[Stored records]
* START *
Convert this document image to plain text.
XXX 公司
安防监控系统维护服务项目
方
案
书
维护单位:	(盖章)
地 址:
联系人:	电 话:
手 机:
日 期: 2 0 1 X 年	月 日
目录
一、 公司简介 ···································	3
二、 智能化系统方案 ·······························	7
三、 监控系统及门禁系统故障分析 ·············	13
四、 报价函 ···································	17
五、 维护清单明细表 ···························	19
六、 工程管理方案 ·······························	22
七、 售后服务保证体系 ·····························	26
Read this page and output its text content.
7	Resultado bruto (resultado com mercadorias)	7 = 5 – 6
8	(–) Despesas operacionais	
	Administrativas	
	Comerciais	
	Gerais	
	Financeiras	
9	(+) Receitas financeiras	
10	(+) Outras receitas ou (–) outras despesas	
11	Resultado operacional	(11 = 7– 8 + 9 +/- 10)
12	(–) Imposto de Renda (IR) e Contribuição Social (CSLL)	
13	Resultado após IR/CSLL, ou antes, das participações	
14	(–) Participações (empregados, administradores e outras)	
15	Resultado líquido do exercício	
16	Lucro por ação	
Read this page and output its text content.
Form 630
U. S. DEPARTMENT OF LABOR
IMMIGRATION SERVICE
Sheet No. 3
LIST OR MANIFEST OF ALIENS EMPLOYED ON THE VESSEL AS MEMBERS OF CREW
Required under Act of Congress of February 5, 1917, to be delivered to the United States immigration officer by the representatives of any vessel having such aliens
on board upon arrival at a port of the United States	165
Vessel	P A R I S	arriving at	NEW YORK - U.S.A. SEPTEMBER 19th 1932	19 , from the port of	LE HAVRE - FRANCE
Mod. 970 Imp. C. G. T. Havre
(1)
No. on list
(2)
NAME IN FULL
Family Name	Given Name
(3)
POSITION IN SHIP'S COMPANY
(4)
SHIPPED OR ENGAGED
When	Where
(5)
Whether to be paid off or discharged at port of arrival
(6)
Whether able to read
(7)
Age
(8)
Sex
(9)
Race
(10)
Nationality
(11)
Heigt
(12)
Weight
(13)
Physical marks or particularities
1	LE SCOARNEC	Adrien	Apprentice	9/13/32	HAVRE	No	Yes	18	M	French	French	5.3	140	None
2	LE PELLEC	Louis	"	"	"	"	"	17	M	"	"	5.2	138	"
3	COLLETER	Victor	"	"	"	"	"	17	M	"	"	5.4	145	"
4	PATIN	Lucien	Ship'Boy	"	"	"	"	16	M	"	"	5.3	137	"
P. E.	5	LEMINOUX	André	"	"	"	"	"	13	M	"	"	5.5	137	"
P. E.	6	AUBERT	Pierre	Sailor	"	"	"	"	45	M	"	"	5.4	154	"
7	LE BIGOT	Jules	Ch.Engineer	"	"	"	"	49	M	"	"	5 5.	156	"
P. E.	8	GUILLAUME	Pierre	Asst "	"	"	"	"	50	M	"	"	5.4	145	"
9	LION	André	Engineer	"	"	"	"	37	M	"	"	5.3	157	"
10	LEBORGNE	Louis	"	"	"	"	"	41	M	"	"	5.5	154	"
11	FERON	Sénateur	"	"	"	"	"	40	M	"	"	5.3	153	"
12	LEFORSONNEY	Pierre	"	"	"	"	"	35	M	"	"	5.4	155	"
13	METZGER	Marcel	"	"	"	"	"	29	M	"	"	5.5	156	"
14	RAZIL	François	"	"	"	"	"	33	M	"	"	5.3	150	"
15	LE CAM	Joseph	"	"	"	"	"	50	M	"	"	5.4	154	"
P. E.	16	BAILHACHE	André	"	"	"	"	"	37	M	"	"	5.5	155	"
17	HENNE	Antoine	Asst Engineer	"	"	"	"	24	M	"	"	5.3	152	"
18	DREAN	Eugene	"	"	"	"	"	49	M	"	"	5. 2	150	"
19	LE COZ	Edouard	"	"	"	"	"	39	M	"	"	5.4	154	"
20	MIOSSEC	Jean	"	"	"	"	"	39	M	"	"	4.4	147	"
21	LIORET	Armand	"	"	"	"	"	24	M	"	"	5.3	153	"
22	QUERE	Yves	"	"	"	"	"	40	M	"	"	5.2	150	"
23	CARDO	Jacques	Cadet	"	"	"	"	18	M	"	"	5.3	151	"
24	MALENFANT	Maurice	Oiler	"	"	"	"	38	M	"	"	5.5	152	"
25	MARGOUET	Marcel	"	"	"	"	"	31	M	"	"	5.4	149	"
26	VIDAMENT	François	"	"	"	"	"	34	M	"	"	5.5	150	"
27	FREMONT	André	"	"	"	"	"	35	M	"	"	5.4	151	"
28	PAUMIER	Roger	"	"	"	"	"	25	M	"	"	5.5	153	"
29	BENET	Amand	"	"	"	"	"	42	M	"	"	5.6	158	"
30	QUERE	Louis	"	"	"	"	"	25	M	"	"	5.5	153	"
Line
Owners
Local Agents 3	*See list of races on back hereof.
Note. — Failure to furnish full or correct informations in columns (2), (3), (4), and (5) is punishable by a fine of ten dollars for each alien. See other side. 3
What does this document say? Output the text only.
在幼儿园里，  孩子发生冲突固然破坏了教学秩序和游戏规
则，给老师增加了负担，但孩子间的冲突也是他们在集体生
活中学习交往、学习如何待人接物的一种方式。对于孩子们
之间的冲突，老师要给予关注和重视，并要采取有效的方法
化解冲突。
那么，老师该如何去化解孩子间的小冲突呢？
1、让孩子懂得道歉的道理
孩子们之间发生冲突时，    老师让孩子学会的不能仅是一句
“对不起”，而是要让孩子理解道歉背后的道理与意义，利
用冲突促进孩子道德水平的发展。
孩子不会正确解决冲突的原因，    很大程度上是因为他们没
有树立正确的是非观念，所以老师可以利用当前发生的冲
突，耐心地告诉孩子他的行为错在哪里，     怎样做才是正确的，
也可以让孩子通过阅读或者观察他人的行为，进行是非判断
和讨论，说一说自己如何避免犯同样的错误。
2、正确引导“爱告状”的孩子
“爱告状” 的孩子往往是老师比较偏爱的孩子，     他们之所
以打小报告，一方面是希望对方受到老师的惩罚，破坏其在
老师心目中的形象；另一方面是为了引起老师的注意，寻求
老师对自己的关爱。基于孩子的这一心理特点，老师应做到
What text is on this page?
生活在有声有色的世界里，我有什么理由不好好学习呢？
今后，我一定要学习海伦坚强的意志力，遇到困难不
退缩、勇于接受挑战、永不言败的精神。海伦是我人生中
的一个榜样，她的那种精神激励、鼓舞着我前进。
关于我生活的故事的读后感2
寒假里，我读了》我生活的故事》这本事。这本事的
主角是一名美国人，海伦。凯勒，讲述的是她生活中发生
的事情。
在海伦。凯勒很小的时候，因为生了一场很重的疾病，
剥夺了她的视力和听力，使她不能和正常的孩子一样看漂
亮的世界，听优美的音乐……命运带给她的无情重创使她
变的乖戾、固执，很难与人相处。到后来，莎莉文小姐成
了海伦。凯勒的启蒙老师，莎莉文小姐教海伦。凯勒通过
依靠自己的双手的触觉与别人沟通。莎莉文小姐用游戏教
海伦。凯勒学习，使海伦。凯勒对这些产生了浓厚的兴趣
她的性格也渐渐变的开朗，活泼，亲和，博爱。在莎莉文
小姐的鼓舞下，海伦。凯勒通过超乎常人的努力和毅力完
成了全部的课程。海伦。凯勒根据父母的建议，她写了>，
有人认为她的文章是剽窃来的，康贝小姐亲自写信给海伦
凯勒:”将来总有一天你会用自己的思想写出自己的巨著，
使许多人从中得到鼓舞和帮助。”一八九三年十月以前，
* END *
For the data above, state only how many lines include the word "Marcel".

2